- _THE REQUEST_
Go through the material and pull out every line with the string "title" in it.

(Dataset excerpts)

━━━━━━

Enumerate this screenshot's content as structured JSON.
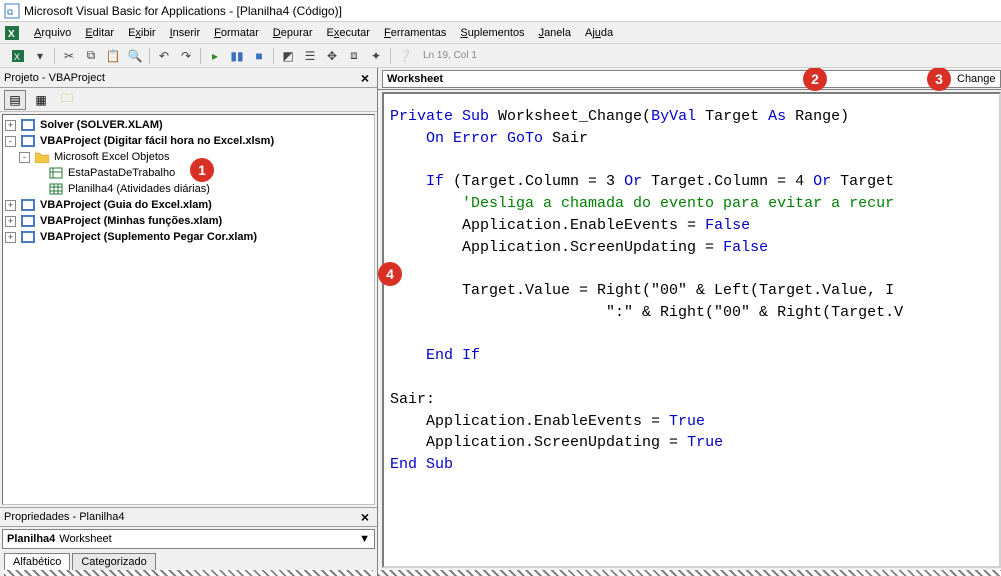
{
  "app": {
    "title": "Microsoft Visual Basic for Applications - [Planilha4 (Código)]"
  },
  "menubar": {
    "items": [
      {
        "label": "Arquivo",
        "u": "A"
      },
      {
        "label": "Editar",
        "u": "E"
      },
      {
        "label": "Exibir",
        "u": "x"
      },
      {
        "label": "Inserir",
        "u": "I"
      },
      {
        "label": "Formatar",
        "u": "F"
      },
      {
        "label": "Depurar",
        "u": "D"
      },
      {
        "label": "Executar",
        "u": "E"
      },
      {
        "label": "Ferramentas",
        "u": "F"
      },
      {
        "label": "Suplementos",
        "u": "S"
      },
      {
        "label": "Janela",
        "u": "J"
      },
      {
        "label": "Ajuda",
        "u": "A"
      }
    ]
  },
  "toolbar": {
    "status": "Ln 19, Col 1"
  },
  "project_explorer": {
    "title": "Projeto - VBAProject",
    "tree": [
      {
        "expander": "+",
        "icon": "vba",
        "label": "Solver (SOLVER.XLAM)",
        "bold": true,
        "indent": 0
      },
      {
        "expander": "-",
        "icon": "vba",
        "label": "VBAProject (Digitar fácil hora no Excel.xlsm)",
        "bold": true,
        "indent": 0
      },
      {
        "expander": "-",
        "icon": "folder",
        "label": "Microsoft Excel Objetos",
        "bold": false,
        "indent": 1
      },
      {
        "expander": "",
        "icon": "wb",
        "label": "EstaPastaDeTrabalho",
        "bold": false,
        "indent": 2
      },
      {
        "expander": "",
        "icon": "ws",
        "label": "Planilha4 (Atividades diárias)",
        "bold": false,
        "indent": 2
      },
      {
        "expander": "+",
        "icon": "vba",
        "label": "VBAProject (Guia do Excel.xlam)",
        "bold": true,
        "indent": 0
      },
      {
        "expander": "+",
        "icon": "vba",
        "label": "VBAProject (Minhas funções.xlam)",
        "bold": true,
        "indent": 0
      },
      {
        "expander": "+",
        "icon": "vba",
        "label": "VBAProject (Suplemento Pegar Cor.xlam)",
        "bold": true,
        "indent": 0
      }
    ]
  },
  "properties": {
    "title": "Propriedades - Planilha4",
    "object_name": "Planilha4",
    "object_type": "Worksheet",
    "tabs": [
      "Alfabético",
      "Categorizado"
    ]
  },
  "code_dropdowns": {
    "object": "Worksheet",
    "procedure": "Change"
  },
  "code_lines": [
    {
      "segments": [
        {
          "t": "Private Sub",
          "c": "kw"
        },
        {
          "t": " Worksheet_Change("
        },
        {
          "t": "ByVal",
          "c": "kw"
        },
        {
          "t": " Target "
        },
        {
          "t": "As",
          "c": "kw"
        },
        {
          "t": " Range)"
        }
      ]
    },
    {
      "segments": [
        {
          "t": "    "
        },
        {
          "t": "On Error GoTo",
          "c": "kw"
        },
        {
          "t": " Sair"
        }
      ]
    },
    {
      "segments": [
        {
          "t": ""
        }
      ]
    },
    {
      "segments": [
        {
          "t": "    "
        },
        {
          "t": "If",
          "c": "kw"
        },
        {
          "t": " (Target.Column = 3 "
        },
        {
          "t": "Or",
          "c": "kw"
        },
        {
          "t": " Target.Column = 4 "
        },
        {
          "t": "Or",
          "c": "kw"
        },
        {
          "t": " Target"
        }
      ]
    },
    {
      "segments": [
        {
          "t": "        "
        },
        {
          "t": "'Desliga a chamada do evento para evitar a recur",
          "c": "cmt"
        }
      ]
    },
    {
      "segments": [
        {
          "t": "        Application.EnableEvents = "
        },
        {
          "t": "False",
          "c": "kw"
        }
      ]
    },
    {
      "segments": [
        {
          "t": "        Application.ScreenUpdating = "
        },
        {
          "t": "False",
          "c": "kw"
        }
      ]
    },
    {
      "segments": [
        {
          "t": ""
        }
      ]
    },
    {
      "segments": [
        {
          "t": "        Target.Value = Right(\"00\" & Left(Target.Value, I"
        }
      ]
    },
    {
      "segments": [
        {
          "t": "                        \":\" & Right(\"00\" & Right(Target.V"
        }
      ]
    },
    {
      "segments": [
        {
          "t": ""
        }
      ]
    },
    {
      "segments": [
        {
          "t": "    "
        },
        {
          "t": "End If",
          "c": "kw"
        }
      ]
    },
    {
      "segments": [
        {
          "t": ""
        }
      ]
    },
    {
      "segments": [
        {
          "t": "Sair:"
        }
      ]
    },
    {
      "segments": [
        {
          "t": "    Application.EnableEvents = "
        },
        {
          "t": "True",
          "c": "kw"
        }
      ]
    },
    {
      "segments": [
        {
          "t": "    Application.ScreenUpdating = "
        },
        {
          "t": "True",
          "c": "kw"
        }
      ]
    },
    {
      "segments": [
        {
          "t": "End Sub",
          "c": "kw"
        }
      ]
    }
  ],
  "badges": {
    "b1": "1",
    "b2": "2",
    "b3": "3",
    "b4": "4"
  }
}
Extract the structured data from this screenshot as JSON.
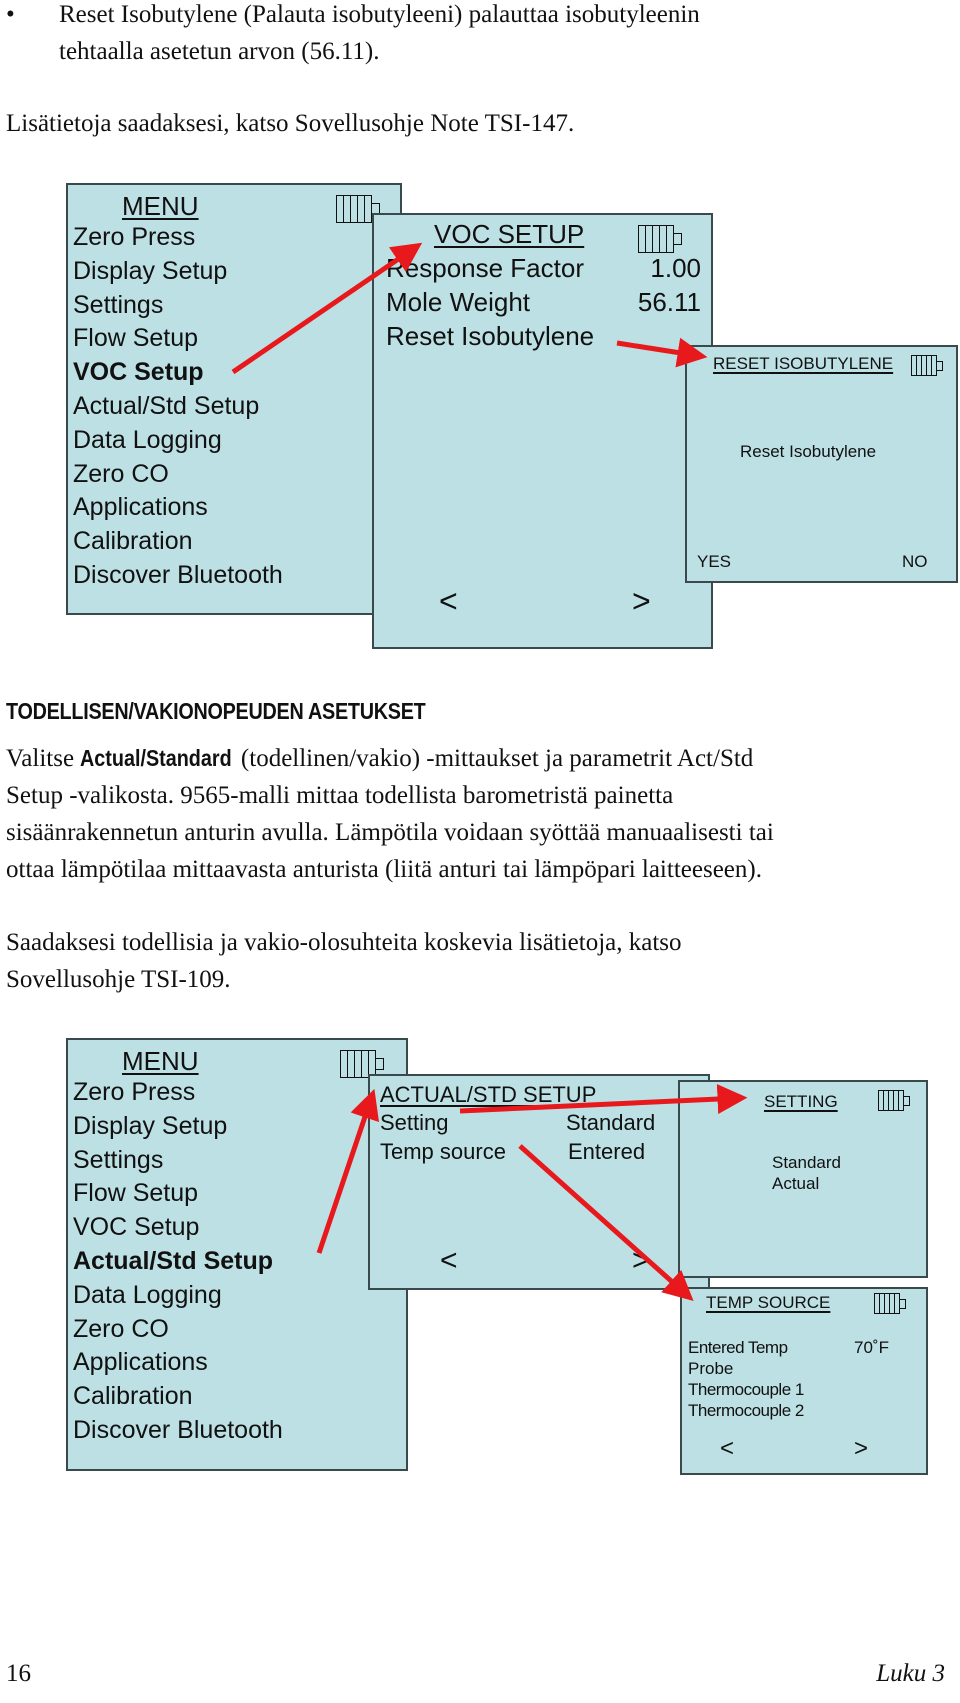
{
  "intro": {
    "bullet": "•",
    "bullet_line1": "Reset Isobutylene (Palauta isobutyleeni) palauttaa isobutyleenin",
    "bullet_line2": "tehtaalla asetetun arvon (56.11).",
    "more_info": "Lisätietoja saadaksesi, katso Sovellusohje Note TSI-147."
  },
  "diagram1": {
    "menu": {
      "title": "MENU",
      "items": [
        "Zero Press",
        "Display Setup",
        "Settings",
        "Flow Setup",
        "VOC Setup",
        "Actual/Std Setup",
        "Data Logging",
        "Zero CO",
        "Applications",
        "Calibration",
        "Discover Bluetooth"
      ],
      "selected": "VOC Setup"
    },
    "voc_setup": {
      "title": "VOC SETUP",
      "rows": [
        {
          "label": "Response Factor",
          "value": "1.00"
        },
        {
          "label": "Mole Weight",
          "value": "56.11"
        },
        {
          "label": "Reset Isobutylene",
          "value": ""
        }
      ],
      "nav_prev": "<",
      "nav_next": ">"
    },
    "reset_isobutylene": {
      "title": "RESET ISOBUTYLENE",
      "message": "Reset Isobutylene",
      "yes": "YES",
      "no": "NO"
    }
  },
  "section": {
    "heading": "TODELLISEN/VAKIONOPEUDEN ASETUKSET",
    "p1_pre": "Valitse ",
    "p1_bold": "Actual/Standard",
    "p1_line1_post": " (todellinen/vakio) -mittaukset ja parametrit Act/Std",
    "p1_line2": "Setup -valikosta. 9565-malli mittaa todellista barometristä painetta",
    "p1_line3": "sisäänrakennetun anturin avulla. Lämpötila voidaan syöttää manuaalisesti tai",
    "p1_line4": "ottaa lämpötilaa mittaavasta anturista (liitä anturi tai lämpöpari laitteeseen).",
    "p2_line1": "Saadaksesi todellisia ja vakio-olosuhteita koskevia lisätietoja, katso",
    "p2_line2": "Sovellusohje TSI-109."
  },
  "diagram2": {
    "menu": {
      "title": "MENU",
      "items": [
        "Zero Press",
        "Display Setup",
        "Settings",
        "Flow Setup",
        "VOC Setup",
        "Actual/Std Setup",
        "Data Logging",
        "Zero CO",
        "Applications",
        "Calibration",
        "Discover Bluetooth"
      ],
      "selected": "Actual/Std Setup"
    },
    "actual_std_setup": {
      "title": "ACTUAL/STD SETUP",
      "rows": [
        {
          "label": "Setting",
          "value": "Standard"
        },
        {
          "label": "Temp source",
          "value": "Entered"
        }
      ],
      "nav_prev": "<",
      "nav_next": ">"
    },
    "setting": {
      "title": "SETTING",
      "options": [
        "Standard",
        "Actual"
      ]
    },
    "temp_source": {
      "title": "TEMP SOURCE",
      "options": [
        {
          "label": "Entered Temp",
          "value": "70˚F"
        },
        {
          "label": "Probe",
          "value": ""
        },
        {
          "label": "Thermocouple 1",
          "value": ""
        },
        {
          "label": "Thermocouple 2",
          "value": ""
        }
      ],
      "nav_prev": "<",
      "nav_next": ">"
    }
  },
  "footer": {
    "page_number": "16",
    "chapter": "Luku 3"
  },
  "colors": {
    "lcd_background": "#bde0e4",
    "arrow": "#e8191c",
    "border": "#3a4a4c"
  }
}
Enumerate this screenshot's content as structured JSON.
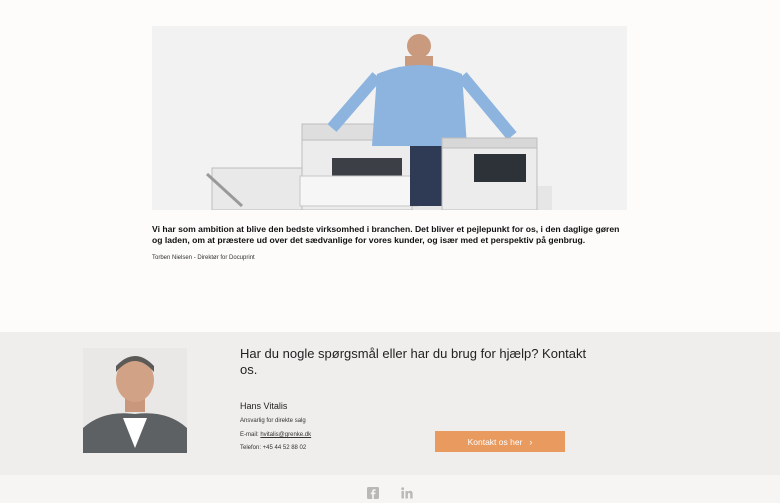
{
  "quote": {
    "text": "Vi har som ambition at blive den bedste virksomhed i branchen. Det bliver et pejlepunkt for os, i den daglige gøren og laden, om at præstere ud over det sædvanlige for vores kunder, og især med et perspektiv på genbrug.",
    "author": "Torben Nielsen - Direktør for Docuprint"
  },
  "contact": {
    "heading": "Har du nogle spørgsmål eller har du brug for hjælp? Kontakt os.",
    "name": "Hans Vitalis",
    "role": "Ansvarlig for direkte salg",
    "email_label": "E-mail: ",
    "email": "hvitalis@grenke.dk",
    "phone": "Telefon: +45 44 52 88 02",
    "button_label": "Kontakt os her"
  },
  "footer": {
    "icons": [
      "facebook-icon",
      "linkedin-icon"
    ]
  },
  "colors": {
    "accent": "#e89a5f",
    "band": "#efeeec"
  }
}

━━━━━━

- _ANSWER TO THE TASK_
    "title": "Microsoft Visual Basic for Applications - [Planilha4 (Código)]"
    "title": "Projeto - VBAProject",
    "title": "Propriedades - Planilha4",
      "title": "MENU",
      "title": "VOC SETUP",
      "title": "RESET ISOBUTYLENE",
      "title": "MENU",
      "title": "ACTUAL/STD SETUP",
      "title": "SETTING",
      "title": "TEMP SOURCE",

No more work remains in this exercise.